What you should do:
Copy all of the rows below word for word. Leave out the pictures.

++++ Information supplied ++++

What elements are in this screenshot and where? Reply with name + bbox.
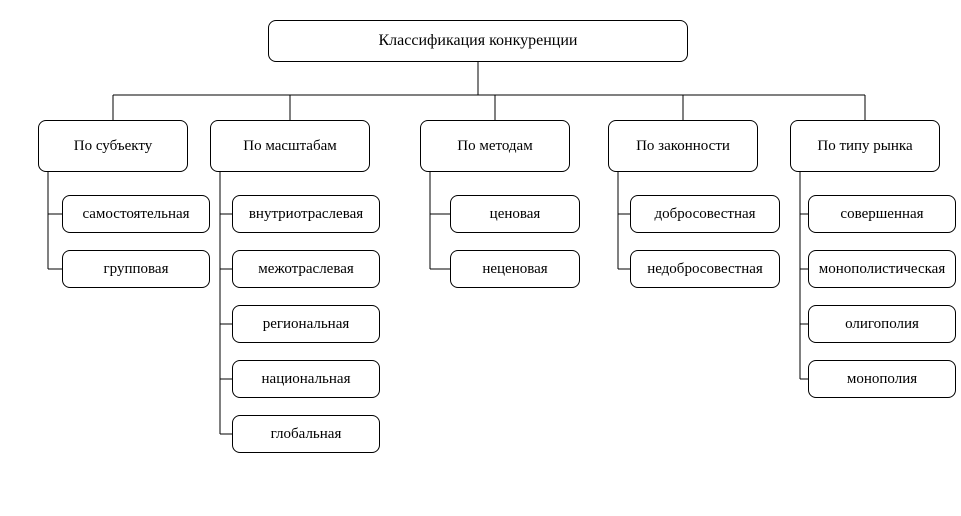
leaf-node: монополистическая	[808, 250, 956, 288]
diagram-canvas: Классификация конкуренции По субъекту По…	[0, 0, 961, 516]
leaf-node: совершенная	[808, 195, 956, 233]
leaf-node: региональная	[232, 305, 380, 343]
leaf-node: межотраслевая	[232, 250, 380, 288]
root-node: Классификация конкуренции	[268, 20, 688, 62]
leaf-node: монополия	[808, 360, 956, 398]
leaf-node: внутриотраслевая	[232, 195, 380, 233]
leaf-node: ценовая	[450, 195, 580, 233]
branch-legality: По законности	[608, 120, 758, 172]
leaf-node: олигополия	[808, 305, 956, 343]
branch-market-type: По типу рынка	[790, 120, 940, 172]
leaf-node: глобальная	[232, 415, 380, 453]
branch-methods: По методам	[420, 120, 570, 172]
leaf-node: добросовестная	[630, 195, 780, 233]
leaf-node: национальная	[232, 360, 380, 398]
leaf-node: неценовая	[450, 250, 580, 288]
branch-subject: По субъекту	[38, 120, 188, 172]
leaf-node: самостоятельная	[62, 195, 210, 233]
branch-scale: По масштабам	[210, 120, 370, 172]
leaf-node: групповая	[62, 250, 210, 288]
leaf-node: недобросовестная	[630, 250, 780, 288]
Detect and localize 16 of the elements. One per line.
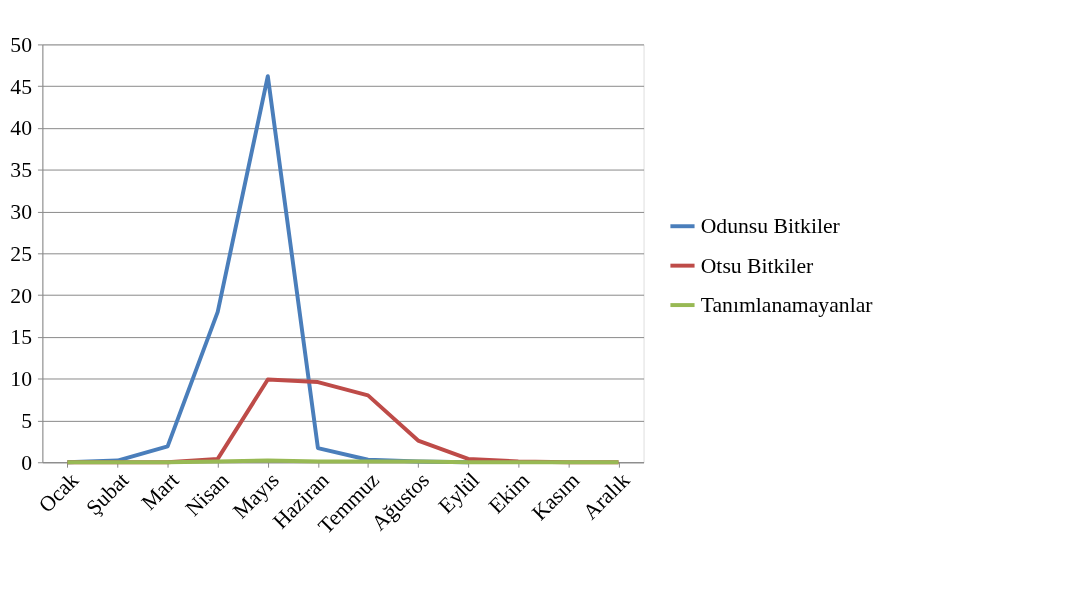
y-tick-label: 15	[10, 325, 33, 350]
y-tick-label: 45	[10, 74, 33, 99]
y-tick-label: 0	[21, 450, 33, 475]
y-tick-label: 50	[10, 32, 33, 57]
y-tick-label: 25	[10, 241, 33, 266]
legend-label: Odunsu Bitkiler	[700, 214, 841, 239]
y-tick-label: 30	[10, 199, 33, 224]
legend-label: Tanımlanamayanlar	[700, 292, 874, 317]
y-tick-label: 40	[10, 116, 33, 141]
legend-label: Otsu Bitkiler	[700, 253, 815, 278]
y-tick-label: 20	[10, 283, 33, 308]
y-tick-label: 10	[10, 367, 33, 392]
y-tick-label: 5	[21, 408, 33, 433]
x-tick-label: Mart	[136, 468, 184, 515]
y-tick-label: 35	[10, 158, 33, 183]
x-tick-label: Ocak	[33, 467, 84, 518]
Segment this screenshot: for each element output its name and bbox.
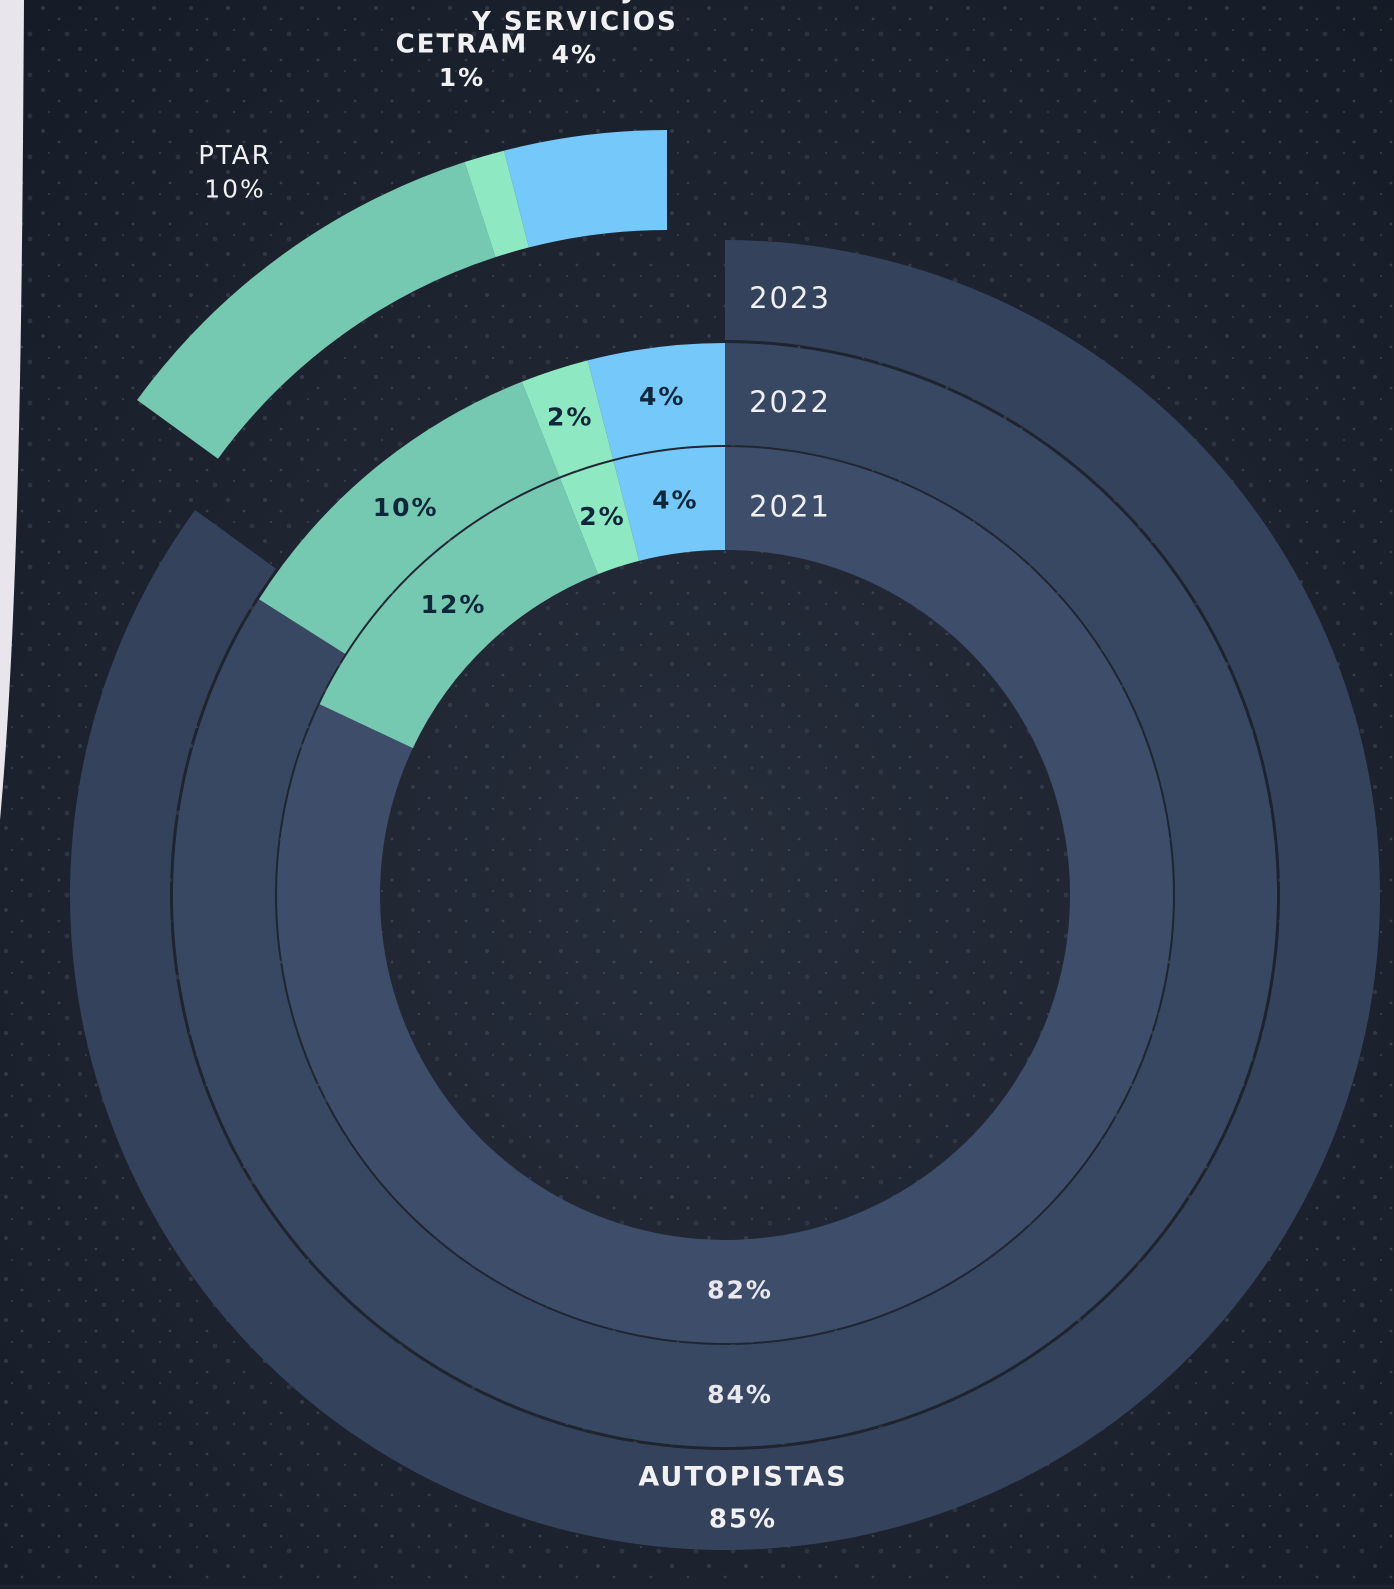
exploded-segments: PTAR 10% CETRAM 1% TELEPEAJE Y SERVICIOS 4% — [137, 0, 678, 459]
value-label: 10% — [204, 174, 266, 203]
donut-segment — [504, 130, 667, 248]
value-label: 12% — [421, 590, 487, 619]
value-label: 4% — [639, 382, 685, 411]
value-label: 82% — [707, 1276, 773, 1305]
value-label: 85% — [709, 1505, 777, 1535]
donut-segment — [613, 447, 725, 561]
donut-segment — [258, 381, 560, 654]
value-label: 4% — [652, 486, 698, 515]
value-label: 84% — [707, 1380, 773, 1409]
category-label-line: Y SERVICIOS — [471, 6, 678, 36]
page-edge — [0, 0, 24, 820]
ring: PTAR 10% CETRAM 1% TELEPEAJE Y SERVICIOS 4% AU… — [69, 0, 1380, 1550]
value-label: 4% — [552, 40, 598, 69]
donut-segment — [464, 150, 529, 258]
donut-segment — [560, 461, 640, 575]
donut-segment — [319, 478, 598, 749]
series-label: 2021 — [749, 490, 831, 524]
category-label: CETRAM — [396, 30, 529, 60]
category-label: PTAR — [198, 141, 271, 171]
value-label: 10% — [373, 493, 439, 522]
value-label: 1% — [439, 63, 485, 92]
donut-segment — [587, 343, 725, 460]
category-label-line: TELEPEAJE — [483, 0, 666, 4]
ring: 82% 12% 2% 4% 2021 — [276, 447, 1173, 1343]
value-label: 2% — [547, 403, 593, 432]
value-label: 2% — [579, 502, 625, 531]
category-label: TELEPEAJE Y SERVICIOS — [471, 0, 678, 36]
series-label: 2023 — [749, 281, 831, 315]
donut-segment — [137, 162, 496, 459]
category-label: AUTOPISTAS — [638, 1462, 847, 1493]
rings: PTAR 10% CETRAM 1% TELEPEAJE Y SERVICIOS 4% AU… — [69, 0, 1380, 1550]
donut-segment — [521, 360, 614, 477]
ring: 84% 10% 2% 4% 2022 — [173, 343, 1278, 1447]
series-label: 2022 — [749, 385, 831, 419]
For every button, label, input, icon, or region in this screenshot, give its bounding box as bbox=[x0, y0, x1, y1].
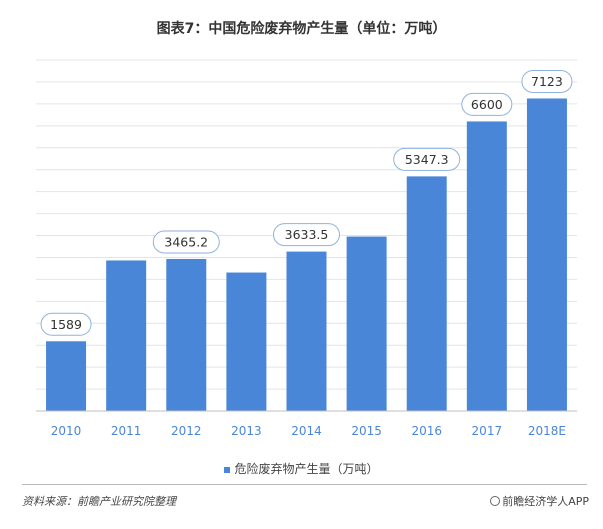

++++

Answer to this exercise:
What elements are in this screenshot and where? Reply with name + bbox.
leaf-node: монополистическая	[808, 250, 956, 288]
diagram-canvas: Классификация конкуренции По субъекту По…	[0, 0, 961, 516]
leaf-node: совершенная	[808, 195, 956, 233]
leaf-node: региональная	[232, 305, 380, 343]
leaf-node: межотраслевая	[232, 250, 380, 288]
root-node: Классификация конкуренции	[268, 20, 688, 62]
leaf-node: монополия	[808, 360, 956, 398]
leaf-node: внутриотраслевая	[232, 195, 380, 233]
leaf-node: ценовая	[450, 195, 580, 233]
branch-legality: По законности	[608, 120, 758, 172]
leaf-node: олигополия	[808, 305, 956, 343]
branch-market-type: По типу рынка	[790, 120, 940, 172]
leaf-node: глобальная	[232, 415, 380, 453]
branch-methods: По методам	[420, 120, 570, 172]
leaf-node: добросовестная	[630, 195, 780, 233]
leaf-node: национальная	[232, 360, 380, 398]
leaf-node: неценовая	[450, 250, 580, 288]
branch-subject: По субъекту	[38, 120, 188, 172]
leaf-node: самостоятельная	[62, 195, 210, 233]
branch-scale: По масштабам	[210, 120, 370, 172]
leaf-node: групповая	[62, 250, 210, 288]
leaf-node: недобросовестная	[630, 250, 780, 288]
Detect and localize 16 of the elements. One per line.
y-tick-label: 15	[10, 325, 33, 350]
y-tick-label: 45	[10, 74, 33, 99]
y-tick-label: 0	[21, 450, 33, 475]
y-tick-label: 50	[10, 32, 33, 57]
y-tick-label: 25	[10, 241, 33, 266]
legend-label: Odunsu Bitkiler	[700, 214, 841, 239]
y-tick-label: 30	[10, 199, 33, 224]
legend-label: Tanımlanamayanlar	[700, 292, 874, 317]
y-tick-label: 40	[10, 116, 33, 141]
legend-label: Otsu Bitkiler	[700, 253, 815, 278]
y-tick-label: 20	[10, 283, 33, 308]
y-tick-label: 10	[10, 367, 33, 392]
y-tick-label: 5	[21, 408, 33, 433]
x-tick-label: Mart	[136, 468, 184, 515]
y-tick-label: 35	[10, 158, 33, 183]
x-tick-label: Ocak	[33, 467, 84, 518]
Segment this screenshot: for each element output its name and bbox.
exploded-segments: PTAR 10% CETRAM 1% TELEPEAJE Y SERVICIOS 4% — [137, 0, 678, 459]
value-label: 10% — [204, 174, 266, 203]
donut-segment — [504, 130, 667, 248]
value-label: 12% — [421, 590, 487, 619]
value-label: 4% — [639, 382, 685, 411]
value-label: 82% — [707, 1276, 773, 1305]
value-label: 85% — [709, 1505, 777, 1535]
donut-segment — [613, 447, 725, 561]
donut-segment — [258, 381, 560, 654]
value-label: 4% — [652, 486, 698, 515]
value-label: 84% — [707, 1380, 773, 1409]
category-label-line: Y SERVICIOS — [471, 6, 678, 36]
page-edge — [0, 0, 24, 820]
ring: PTAR 10% CETRAM 1% TELEPEAJE Y SERVICIOS 4% AU… — [69, 0, 1380, 1550]
value-label: 4% — [552, 40, 598, 69]
donut-segment — [464, 150, 529, 258]
donut-segment — [560, 461, 640, 575]
donut-segment — [319, 478, 598, 749]
series-label: 2021 — [749, 490, 831, 524]
category-label: CETRAM — [396, 30, 529, 60]
category-label: PTAR — [198, 141, 271, 171]
value-label: 10% — [373, 493, 439, 522]
value-label: 1% — [439, 63, 485, 92]
donut-segment — [587, 343, 725, 460]
category-label-line: TELEPEAJE — [483, 0, 666, 4]
ring: 82% 12% 2% 4% 2021 — [276, 447, 1173, 1343]
value-label: 2% — [547, 403, 593, 432]
value-label: 2% — [579, 502, 625, 531]
category-label: TELEPEAJE Y SERVICIOS — [471, 0, 678, 36]
series-label: 2023 — [749, 281, 831, 315]
donut-segment — [137, 162, 496, 459]
category-label: AUTOPISTAS — [638, 1462, 847, 1493]
rings: PTAR 10% CETRAM 1% TELEPEAJE Y SERVICIOS 4% AU… — [69, 0, 1380, 1550]
donut-segment — [521, 360, 614, 477]
ring: 84% 10% 2% 4% 2022 — [173, 343, 1278, 1447]
series-label: 2022 — [749, 385, 831, 419]
For every button, label, input, icon, or region in this screenshot, give its bounding box as bbox=[x0, y0, x1, y1].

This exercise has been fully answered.